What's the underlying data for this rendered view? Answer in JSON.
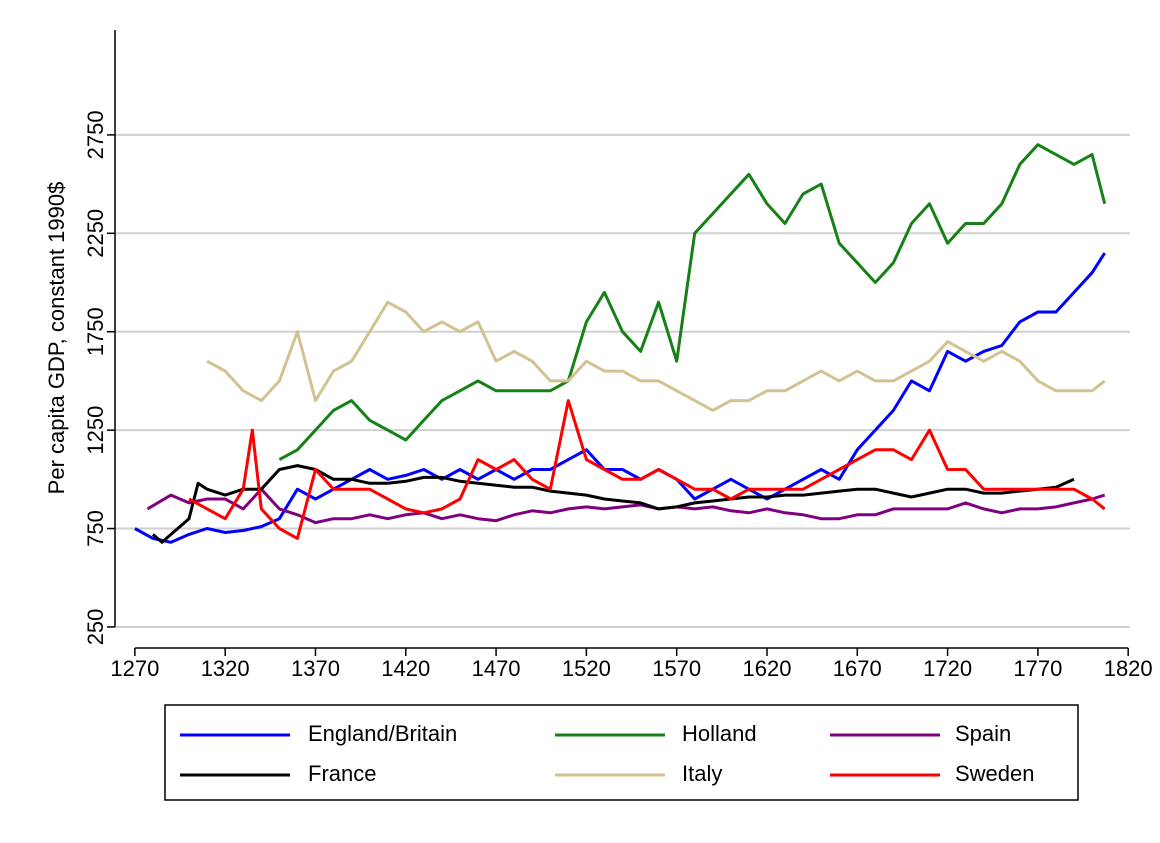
{
  "chart_data": {
    "type": "line",
    "y_label": "Per capita GDP, constant 1990$",
    "xlim": [
      1259,
      1821
    ],
    "xticks": [
      1270,
      1320,
      1370,
      1420,
      1470,
      1520,
      1570,
      1620,
      1670,
      1720,
      1770,
      1820
    ],
    "ylim": [
      143,
      3283
    ],
    "yticks": [
      250,
      750,
      1250,
      1750,
      2250,
      2750
    ],
    "grid": true,
    "legend": "bottom",
    "series": [
      {
        "name": "England/Britain",
        "color": "#0000ff",
        "x": [
          1270,
          1280,
          1290,
          1300,
          1310,
          1320,
          1330,
          1340,
          1350,
          1360,
          1370,
          1380,
          1390,
          1400,
          1410,
          1420,
          1430,
          1440,
          1450,
          1460,
          1470,
          1480,
          1490,
          1500,
          1510,
          1520,
          1530,
          1540,
          1550,
          1560,
          1570,
          1580,
          1590,
          1600,
          1610,
          1620,
          1630,
          1640,
          1650,
          1660,
          1670,
          1680,
          1690,
          1700,
          1710,
          1720,
          1730,
          1740,
          1750,
          1760,
          1770,
          1780,
          1790,
          1800,
          1807
        ],
        "values": [
          750,
          700,
          680,
          720,
          750,
          730,
          740,
          760,
          800,
          950,
          900,
          950,
          1000,
          1050,
          1000,
          1020,
          1050,
          1000,
          1050,
          1000,
          1050,
          1000,
          1050,
          1050,
          1100,
          1150,
          1050,
          1050,
          1000,
          1050,
          1000,
          900,
          950,
          1000,
          950,
          900,
          950,
          1000,
          1050,
          1000,
          1150,
          1250,
          1350,
          1500,
          1450,
          1650,
          1600,
          1650,
          1680,
          1800,
          1850,
          1850,
          1950,
          2050,
          2150
        ]
      },
      {
        "name": "Holland",
        "color": "#178017",
        "x": [
          1350,
          1360,
          1370,
          1380,
          1390,
          1400,
          1410,
          1420,
          1430,
          1440,
          1450,
          1460,
          1470,
          1480,
          1490,
          1500,
          1510,
          1520,
          1530,
          1540,
          1550,
          1560,
          1570,
          1580,
          1590,
          1600,
          1610,
          1620,
          1630,
          1640,
          1650,
          1660,
          1670,
          1680,
          1690,
          1700,
          1710,
          1720,
          1730,
          1740,
          1750,
          1760,
          1770,
          1780,
          1790,
          1800,
          1807
        ],
        "values": [
          1100,
          1150,
          1250,
          1350,
          1400,
          1300,
          1250,
          1200,
          1300,
          1400,
          1450,
          1500,
          1450,
          1450,
          1450,
          1450,
          1500,
          1800,
          1950,
          1750,
          1650,
          1900,
          1600,
          2250,
          2350,
          2450,
          2550,
          2400,
          2300,
          2450,
          2500,
          2200,
          2100,
          2000,
          2100,
          2300,
          2400,
          2200,
          2300,
          2300,
          2400,
          2600,
          2700,
          2650,
          2600,
          2650,
          2400
        ]
      },
      {
        "name": "Spain",
        "color": "#800080",
        "x": [
          1277,
          1290,
          1300,
          1310,
          1320,
          1330,
          1340,
          1350,
          1360,
          1370,
          1380,
          1390,
          1400,
          1410,
          1420,
          1430,
          1440,
          1450,
          1460,
          1470,
          1480,
          1490,
          1500,
          1510,
          1520,
          1530,
          1540,
          1550,
          1560,
          1570,
          1580,
          1590,
          1600,
          1610,
          1620,
          1630,
          1640,
          1650,
          1660,
          1670,
          1680,
          1690,
          1700,
          1710,
          1720,
          1730,
          1740,
          1750,
          1760,
          1770,
          1780,
          1790,
          1800,
          1807
        ],
        "values": [
          850,
          920,
          880,
          900,
          900,
          850,
          950,
          850,
          820,
          780,
          800,
          800,
          820,
          800,
          820,
          830,
          800,
          820,
          800,
          790,
          820,
          840,
          830,
          850,
          860,
          850,
          860,
          870,
          850,
          860,
          850,
          860,
          840,
          830,
          850,
          830,
          820,
          800,
          800,
          820,
          820,
          850,
          850,
          850,
          850,
          880,
          850,
          830,
          850,
          850,
          860,
          880,
          900,
          920
        ]
      },
      {
        "name": "France",
        "color": "#000000",
        "x": [
          1280,
          1285,
          1290,
          1300,
          1305,
          1310,
          1320,
          1330,
          1340,
          1350,
          1360,
          1370,
          1380,
          1390,
          1400,
          1410,
          1420,
          1430,
          1440,
          1450,
          1460,
          1470,
          1480,
          1490,
          1500,
          1510,
          1520,
          1530,
          1540,
          1550,
          1560,
          1570,
          1580,
          1590,
          1600,
          1610,
          1620,
          1630,
          1640,
          1650,
          1660,
          1670,
          1680,
          1690,
          1700,
          1710,
          1720,
          1730,
          1740,
          1750,
          1760,
          1770,
          1780,
          1790
        ],
        "values": [
          720,
          680,
          720,
          800,
          980,
          950,
          920,
          950,
          950,
          1050,
          1070,
          1050,
          1000,
          1000,
          980,
          980,
          990,
          1010,
          1010,
          990,
          980,
          970,
          960,
          960,
          940,
          930,
          920,
          900,
          890,
          880,
          850,
          860,
          880,
          890,
          900,
          910,
          910,
          920,
          920,
          930,
          940,
          950,
          950,
          930,
          910,
          930,
          950,
          950,
          930,
          930,
          940,
          950,
          960,
          1000
        ]
      },
      {
        "name": "Italy",
        "color": "#d3c291",
        "x": [
          1310,
          1320,
          1330,
          1340,
          1350,
          1360,
          1370,
          1380,
          1390,
          1400,
          1410,
          1420,
          1430,
          1440,
          1450,
          1460,
          1470,
          1480,
          1490,
          1500,
          1510,
          1520,
          1530,
          1540,
          1550,
          1560,
          1570,
          1580,
          1590,
          1600,
          1610,
          1620,
          1630,
          1640,
          1650,
          1660,
          1670,
          1680,
          1690,
          1700,
          1710,
          1720,
          1730,
          1740,
          1750,
          1760,
          1770,
          1780,
          1790,
          1800,
          1807
        ],
        "values": [
          1600,
          1550,
          1450,
          1400,
          1500,
          1750,
          1400,
          1550,
          1600,
          1750,
          1900,
          1850,
          1750,
          1800,
          1750,
          1800,
          1600,
          1650,
          1600,
          1500,
          1500,
          1600,
          1550,
          1550,
          1500,
          1500,
          1450,
          1400,
          1350,
          1400,
          1400,
          1450,
          1450,
          1500,
          1550,
          1500,
          1550,
          1500,
          1500,
          1550,
          1600,
          1700,
          1650,
          1600,
          1650,
          1600,
          1500,
          1450,
          1450,
          1450,
          1500
        ]
      },
      {
        "name": "Sweden",
        "color": "#ff0000",
        "x": [
          1300,
          1310,
          1320,
          1330,
          1335,
          1340,
          1350,
          1360,
          1370,
          1380,
          1390,
          1400,
          1410,
          1420,
          1430,
          1440,
          1450,
          1460,
          1470,
          1480,
          1490,
          1500,
          1510,
          1520,
          1530,
          1540,
          1550,
          1560,
          1570,
          1580,
          1590,
          1600,
          1610,
          1620,
          1630,
          1640,
          1650,
          1660,
          1670,
          1680,
          1690,
          1700,
          1710,
          1720,
          1730,
          1740,
          1750,
          1760,
          1770,
          1780,
          1790,
          1800,
          1807
        ],
        "values": [
          900,
          850,
          800,
          950,
          1250,
          850,
          750,
          700,
          1050,
          950,
          950,
          950,
          900,
          850,
          830,
          850,
          900,
          1100,
          1050,
          1100,
          1000,
          950,
          1400,
          1100,
          1050,
          1000,
          1000,
          1050,
          1000,
          950,
          950,
          900,
          950,
          950,
          950,
          950,
          1000,
          1050,
          1100,
          1150,
          1150,
          1100,
          1250,
          1050,
          1050,
          950,
          950,
          950,
          950,
          950,
          950,
          900,
          850
        ]
      }
    ]
  }
}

#### TASK TO CARRY OUT:
Find the count of lines in the data above where the string "color" occurs. Provide that number alone.

#### SOLVED PROBLEM:
6